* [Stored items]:
*-*-*

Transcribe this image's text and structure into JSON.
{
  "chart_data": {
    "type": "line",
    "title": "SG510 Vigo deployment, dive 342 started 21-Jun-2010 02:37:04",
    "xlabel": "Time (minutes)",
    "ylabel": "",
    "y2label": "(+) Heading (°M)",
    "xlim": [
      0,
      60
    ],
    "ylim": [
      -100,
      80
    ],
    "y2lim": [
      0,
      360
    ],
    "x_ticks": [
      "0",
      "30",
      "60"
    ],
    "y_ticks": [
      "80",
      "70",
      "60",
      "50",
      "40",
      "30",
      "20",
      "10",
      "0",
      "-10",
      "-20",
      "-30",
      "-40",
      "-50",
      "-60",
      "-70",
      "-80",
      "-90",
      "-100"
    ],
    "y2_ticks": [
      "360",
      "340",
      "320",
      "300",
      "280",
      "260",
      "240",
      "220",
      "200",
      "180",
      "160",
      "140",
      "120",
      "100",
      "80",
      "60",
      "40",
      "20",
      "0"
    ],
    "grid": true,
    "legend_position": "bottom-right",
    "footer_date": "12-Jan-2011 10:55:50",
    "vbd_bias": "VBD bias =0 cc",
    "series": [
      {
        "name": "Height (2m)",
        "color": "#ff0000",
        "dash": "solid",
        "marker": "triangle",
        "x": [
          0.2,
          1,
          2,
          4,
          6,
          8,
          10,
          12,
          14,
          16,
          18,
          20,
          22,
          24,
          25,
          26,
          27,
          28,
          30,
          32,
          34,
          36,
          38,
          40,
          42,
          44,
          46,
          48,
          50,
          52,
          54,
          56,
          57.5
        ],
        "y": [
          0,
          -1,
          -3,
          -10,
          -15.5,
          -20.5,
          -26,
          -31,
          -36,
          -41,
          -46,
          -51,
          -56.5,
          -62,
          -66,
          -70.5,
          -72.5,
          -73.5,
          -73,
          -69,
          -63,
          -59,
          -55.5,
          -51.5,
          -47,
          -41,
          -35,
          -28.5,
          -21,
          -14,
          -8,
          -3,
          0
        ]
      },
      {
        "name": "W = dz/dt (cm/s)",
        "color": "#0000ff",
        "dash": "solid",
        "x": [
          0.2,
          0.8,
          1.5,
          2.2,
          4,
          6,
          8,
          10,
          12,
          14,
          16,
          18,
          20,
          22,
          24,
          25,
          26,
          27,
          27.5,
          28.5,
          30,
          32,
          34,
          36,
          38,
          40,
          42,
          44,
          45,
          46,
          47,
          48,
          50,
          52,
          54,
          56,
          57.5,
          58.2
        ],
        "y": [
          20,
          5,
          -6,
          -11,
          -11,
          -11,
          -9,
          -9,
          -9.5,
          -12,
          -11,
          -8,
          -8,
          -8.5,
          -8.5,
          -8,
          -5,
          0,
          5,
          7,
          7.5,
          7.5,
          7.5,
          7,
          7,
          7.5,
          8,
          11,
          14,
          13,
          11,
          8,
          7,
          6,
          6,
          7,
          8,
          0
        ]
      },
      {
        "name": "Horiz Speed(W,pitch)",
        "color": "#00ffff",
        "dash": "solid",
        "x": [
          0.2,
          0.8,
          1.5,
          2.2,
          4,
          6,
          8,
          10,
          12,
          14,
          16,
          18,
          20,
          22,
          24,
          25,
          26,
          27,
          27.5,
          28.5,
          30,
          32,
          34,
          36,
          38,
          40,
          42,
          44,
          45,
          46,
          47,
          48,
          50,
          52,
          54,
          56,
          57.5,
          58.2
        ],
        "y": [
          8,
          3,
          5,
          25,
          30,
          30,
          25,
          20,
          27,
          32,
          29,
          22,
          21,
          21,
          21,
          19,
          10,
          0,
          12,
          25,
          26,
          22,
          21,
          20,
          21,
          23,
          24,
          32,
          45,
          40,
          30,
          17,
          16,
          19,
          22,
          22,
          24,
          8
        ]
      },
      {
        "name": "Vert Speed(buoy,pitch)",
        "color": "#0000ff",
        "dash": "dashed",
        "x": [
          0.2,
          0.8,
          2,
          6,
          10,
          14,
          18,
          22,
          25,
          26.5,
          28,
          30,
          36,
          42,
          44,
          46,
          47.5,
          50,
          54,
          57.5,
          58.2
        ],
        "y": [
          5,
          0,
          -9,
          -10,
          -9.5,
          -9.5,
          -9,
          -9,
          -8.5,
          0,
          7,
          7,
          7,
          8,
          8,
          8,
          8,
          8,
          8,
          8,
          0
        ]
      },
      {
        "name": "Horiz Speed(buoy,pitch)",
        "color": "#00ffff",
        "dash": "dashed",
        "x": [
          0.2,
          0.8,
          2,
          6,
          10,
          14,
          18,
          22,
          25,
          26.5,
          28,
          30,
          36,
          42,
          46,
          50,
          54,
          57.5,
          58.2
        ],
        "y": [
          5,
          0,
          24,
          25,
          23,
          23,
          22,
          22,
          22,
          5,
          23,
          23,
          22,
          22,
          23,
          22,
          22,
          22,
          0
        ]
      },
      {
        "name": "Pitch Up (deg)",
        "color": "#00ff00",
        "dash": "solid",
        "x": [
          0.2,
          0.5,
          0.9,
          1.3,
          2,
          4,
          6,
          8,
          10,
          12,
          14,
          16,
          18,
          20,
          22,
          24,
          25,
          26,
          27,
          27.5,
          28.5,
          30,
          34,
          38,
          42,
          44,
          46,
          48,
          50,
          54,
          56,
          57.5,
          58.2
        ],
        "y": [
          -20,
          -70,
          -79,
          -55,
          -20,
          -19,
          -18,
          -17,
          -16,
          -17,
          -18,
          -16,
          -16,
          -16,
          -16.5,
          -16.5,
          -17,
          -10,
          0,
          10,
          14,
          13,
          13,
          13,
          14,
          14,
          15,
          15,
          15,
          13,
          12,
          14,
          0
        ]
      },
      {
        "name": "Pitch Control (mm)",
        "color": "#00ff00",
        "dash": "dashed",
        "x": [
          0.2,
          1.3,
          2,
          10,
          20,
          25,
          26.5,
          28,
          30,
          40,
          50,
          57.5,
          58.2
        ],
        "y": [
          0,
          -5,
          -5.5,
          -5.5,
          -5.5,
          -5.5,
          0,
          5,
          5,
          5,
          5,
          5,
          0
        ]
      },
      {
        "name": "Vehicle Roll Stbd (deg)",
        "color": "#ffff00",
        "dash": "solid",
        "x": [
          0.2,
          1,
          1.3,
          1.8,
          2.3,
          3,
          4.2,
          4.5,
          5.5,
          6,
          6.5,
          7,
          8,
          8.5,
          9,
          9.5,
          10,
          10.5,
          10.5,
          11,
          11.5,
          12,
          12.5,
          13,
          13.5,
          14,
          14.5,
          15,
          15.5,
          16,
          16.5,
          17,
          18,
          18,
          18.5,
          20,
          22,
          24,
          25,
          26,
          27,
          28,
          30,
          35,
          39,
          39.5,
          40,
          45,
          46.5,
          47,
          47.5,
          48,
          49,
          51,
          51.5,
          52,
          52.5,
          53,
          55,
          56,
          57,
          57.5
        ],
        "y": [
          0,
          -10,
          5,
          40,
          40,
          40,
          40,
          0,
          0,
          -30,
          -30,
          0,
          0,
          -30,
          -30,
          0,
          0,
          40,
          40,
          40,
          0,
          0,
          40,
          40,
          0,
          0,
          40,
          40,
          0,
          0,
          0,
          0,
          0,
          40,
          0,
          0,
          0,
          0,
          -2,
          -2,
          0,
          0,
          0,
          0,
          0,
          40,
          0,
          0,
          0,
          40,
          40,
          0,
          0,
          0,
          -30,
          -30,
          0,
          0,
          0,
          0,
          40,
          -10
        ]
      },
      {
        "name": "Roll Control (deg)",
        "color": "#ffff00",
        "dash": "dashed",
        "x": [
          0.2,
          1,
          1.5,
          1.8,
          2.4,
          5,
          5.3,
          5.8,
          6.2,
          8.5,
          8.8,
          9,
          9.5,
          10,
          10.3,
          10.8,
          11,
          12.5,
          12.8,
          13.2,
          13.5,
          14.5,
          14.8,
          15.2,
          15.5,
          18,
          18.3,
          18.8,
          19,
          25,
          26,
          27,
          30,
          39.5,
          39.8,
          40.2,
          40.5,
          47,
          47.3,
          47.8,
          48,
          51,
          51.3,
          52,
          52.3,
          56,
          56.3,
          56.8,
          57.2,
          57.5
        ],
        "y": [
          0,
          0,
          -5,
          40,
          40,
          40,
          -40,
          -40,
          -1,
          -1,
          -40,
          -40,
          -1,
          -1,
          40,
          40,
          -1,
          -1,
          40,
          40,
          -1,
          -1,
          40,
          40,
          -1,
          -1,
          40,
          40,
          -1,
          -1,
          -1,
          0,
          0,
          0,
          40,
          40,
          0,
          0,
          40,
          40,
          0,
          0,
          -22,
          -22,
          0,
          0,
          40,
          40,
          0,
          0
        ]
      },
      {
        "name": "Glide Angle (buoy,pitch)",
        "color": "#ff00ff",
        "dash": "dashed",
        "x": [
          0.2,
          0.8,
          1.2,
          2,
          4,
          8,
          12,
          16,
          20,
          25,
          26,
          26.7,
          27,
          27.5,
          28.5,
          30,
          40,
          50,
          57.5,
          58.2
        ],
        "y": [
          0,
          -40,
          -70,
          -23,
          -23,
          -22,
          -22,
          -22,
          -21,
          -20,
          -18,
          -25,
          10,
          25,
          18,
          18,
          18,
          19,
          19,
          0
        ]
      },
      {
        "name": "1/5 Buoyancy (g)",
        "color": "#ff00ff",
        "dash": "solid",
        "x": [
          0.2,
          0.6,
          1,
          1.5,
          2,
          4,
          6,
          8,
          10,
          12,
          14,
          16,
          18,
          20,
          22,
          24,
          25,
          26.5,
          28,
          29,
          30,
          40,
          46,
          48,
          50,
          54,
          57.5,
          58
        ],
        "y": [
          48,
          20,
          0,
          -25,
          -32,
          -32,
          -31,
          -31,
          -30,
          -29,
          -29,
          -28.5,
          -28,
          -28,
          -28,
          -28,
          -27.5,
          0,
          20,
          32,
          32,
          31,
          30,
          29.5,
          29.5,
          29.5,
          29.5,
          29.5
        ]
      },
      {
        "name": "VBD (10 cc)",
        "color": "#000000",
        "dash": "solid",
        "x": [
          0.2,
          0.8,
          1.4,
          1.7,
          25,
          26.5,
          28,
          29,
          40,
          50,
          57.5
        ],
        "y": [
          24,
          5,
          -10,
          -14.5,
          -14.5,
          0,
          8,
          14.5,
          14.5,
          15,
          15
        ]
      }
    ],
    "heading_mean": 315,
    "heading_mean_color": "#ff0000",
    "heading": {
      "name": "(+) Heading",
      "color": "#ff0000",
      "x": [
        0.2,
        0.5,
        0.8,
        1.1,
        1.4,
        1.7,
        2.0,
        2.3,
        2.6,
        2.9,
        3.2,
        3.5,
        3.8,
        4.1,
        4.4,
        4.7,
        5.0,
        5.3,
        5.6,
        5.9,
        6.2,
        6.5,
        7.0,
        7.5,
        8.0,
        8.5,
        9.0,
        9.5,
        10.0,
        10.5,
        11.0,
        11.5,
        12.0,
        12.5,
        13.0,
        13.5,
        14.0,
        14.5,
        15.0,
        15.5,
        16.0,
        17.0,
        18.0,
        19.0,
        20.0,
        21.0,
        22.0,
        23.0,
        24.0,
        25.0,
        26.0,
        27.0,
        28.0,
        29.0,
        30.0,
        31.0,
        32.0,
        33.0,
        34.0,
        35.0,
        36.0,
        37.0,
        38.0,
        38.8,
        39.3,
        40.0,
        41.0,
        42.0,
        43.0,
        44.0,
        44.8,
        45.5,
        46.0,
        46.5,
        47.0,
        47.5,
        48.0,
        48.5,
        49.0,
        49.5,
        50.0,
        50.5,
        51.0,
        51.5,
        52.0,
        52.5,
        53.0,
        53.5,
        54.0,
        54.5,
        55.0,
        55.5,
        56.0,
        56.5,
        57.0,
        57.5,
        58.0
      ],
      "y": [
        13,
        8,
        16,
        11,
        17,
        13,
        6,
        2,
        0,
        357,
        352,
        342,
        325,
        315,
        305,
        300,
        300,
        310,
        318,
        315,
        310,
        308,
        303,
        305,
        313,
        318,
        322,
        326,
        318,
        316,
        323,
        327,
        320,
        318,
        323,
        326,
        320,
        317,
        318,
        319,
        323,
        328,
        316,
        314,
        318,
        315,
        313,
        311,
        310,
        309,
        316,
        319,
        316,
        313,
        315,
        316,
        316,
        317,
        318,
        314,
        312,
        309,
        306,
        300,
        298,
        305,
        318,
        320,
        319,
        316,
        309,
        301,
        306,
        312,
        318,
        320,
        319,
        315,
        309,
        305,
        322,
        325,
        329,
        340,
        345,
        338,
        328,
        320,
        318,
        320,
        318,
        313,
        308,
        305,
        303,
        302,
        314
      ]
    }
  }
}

*-*-*

Show the lines of the material that contain the word "Roll".

        "name": "Vehicle Roll Stbd (deg)",
        "name": "Roll Control (deg)",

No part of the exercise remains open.